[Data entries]

— BEGIN —

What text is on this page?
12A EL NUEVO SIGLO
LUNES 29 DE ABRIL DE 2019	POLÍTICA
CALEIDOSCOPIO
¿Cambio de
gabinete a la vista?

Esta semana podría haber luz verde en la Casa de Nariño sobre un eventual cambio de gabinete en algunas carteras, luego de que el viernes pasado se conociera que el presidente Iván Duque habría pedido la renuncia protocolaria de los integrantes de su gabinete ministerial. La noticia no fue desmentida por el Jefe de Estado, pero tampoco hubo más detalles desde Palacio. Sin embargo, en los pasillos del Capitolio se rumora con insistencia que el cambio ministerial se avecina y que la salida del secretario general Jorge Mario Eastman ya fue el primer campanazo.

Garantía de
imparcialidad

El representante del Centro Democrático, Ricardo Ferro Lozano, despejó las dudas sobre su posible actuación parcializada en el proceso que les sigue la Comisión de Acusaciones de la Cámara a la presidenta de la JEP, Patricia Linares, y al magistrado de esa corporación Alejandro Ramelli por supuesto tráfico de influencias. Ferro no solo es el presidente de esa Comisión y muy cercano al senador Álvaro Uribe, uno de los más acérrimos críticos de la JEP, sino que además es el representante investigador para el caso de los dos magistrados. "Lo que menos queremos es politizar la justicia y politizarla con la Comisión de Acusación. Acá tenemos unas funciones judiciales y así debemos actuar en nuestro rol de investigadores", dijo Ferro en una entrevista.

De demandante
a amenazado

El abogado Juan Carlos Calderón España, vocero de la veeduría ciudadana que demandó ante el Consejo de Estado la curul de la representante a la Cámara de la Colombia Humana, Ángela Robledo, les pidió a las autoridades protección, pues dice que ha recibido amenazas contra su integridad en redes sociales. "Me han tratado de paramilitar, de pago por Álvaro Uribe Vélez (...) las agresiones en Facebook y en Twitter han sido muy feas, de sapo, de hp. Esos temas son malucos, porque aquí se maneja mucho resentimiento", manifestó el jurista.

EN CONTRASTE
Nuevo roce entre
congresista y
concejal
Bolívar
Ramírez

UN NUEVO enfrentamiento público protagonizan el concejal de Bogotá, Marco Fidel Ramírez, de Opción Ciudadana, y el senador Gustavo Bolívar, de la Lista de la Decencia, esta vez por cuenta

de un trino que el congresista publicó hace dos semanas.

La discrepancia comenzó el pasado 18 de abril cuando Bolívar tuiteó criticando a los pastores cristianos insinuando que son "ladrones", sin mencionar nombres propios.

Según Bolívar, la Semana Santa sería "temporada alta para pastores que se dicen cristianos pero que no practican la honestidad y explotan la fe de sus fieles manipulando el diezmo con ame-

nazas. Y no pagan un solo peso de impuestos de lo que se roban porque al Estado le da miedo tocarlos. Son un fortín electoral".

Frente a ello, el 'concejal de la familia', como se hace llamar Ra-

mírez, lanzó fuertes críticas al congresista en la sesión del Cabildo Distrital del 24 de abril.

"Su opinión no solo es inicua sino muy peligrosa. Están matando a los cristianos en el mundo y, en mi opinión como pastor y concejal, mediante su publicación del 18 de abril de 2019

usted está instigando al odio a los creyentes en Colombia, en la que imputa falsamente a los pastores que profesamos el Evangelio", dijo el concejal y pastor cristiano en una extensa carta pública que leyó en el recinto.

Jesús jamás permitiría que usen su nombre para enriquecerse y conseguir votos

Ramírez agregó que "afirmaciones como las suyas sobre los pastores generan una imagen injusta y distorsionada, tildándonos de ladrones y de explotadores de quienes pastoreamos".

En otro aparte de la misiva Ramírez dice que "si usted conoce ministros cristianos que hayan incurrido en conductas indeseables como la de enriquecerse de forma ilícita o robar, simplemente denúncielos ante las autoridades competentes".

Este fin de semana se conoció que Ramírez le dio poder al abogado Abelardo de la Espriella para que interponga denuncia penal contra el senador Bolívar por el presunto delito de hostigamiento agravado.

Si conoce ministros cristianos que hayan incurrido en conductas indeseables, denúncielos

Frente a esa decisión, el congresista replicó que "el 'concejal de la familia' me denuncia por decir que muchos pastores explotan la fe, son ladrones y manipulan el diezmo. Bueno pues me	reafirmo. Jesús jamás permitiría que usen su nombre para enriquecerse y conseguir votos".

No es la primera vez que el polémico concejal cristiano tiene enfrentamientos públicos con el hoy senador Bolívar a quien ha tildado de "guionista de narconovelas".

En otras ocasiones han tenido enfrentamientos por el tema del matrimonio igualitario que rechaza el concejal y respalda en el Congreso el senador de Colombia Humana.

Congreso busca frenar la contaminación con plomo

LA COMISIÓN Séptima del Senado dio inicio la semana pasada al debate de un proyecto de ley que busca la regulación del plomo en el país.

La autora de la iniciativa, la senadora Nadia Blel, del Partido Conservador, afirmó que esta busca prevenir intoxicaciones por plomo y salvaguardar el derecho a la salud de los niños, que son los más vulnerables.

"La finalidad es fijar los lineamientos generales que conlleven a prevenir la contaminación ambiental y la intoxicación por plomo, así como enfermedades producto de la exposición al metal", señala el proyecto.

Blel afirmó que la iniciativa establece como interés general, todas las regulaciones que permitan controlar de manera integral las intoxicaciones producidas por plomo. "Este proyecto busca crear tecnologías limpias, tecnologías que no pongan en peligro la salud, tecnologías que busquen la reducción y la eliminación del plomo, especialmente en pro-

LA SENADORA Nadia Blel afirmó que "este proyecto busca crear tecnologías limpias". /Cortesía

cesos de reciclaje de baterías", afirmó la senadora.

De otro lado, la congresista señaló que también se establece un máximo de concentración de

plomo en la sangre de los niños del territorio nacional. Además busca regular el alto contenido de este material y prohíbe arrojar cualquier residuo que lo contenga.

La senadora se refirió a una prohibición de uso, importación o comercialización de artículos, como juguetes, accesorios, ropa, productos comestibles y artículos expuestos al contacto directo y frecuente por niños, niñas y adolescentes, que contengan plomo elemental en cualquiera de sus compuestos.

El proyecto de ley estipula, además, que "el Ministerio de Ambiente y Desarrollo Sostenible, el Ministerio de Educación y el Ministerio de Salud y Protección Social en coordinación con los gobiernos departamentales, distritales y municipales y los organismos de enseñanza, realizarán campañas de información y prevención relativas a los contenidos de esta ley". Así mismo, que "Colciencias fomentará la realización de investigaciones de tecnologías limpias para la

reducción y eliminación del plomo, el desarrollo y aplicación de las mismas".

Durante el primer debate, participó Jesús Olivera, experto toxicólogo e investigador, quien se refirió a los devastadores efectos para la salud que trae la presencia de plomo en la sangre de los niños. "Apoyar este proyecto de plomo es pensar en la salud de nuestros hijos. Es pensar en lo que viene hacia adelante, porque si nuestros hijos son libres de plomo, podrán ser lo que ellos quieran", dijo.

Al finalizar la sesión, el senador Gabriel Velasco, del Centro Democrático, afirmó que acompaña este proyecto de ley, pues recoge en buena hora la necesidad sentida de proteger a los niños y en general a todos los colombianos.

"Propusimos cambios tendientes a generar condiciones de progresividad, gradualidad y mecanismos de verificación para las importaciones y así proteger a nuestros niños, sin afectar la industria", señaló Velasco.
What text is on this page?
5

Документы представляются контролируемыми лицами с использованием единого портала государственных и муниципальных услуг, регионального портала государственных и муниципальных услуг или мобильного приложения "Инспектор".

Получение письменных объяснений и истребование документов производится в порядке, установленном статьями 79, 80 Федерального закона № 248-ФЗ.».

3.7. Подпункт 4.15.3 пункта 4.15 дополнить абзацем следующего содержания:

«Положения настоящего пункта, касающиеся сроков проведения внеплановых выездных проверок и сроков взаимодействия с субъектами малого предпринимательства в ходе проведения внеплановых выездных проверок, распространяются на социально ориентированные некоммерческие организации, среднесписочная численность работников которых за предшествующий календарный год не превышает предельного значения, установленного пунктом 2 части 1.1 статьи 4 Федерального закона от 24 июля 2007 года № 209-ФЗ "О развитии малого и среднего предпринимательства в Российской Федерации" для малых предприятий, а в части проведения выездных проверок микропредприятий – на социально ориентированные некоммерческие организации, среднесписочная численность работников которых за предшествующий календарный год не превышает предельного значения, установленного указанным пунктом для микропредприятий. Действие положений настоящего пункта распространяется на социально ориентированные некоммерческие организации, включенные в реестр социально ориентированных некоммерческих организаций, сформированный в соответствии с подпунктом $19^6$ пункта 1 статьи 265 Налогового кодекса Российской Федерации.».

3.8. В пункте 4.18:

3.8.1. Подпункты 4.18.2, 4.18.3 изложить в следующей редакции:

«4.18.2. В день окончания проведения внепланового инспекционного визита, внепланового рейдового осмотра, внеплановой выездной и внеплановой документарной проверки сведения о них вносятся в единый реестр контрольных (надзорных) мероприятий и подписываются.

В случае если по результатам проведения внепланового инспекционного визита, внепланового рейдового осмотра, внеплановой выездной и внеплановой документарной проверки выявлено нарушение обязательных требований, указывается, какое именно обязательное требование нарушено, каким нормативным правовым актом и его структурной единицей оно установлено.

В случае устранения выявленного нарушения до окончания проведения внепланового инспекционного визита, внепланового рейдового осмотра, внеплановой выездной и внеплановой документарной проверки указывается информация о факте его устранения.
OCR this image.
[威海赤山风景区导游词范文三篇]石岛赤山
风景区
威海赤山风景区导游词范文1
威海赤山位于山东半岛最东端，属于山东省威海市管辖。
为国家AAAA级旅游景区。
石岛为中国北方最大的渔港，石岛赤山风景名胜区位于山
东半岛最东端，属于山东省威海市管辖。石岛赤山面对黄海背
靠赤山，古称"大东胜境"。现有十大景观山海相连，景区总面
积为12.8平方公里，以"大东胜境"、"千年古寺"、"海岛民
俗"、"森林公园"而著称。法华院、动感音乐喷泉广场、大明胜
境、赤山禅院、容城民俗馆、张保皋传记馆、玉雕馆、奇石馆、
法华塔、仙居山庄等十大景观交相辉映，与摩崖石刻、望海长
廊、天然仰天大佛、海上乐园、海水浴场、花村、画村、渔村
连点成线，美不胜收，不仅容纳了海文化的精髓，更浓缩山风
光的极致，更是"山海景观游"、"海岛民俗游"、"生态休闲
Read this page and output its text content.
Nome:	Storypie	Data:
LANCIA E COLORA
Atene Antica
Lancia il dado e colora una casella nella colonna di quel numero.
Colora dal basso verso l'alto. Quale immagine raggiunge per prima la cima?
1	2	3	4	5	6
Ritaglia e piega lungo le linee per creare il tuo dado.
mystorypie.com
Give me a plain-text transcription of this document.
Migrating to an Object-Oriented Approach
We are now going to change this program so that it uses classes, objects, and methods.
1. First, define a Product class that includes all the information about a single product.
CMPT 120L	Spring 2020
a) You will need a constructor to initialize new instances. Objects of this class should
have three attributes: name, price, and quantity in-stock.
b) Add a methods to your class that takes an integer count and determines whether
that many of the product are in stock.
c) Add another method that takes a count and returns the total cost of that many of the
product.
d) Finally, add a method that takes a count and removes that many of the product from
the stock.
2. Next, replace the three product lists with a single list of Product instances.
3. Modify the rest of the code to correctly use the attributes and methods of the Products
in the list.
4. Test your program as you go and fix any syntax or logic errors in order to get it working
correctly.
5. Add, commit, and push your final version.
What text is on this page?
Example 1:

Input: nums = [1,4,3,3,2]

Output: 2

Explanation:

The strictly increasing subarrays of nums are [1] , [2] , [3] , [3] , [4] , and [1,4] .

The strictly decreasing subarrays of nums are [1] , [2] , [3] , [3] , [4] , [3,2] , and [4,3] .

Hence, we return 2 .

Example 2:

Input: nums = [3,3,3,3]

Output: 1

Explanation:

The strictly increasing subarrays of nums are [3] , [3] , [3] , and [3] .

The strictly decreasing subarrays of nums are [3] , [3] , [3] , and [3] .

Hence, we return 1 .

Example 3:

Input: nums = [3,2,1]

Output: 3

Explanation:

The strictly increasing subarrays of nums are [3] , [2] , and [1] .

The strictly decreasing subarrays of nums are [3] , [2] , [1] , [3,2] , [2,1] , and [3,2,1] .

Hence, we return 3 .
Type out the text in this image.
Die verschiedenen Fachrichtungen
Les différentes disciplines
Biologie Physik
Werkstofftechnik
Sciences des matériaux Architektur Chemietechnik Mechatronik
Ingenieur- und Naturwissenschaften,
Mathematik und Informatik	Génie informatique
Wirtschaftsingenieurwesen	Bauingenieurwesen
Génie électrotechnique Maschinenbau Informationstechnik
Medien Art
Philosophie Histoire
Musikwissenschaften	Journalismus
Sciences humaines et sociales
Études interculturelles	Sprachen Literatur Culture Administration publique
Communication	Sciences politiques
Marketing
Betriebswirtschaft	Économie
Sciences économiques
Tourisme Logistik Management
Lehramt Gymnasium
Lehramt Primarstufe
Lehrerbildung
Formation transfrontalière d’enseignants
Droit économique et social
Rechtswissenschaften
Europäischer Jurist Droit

— END —

**Aim of the task**
Find every line in the records above that holds the word "hayan", and copy each one.

**Response**
En otro aparte de la misiva Ramírez dice que "si usted conoce ministros cristianos que hayan incurrido en conductas indeseables como la de enriquecerse de forma ilícita o robar, simplemente denúncielos ante las autoridades competentes".
Si conoce ministros cristianos que hayan incurrido en conductas indeseables, denúncielos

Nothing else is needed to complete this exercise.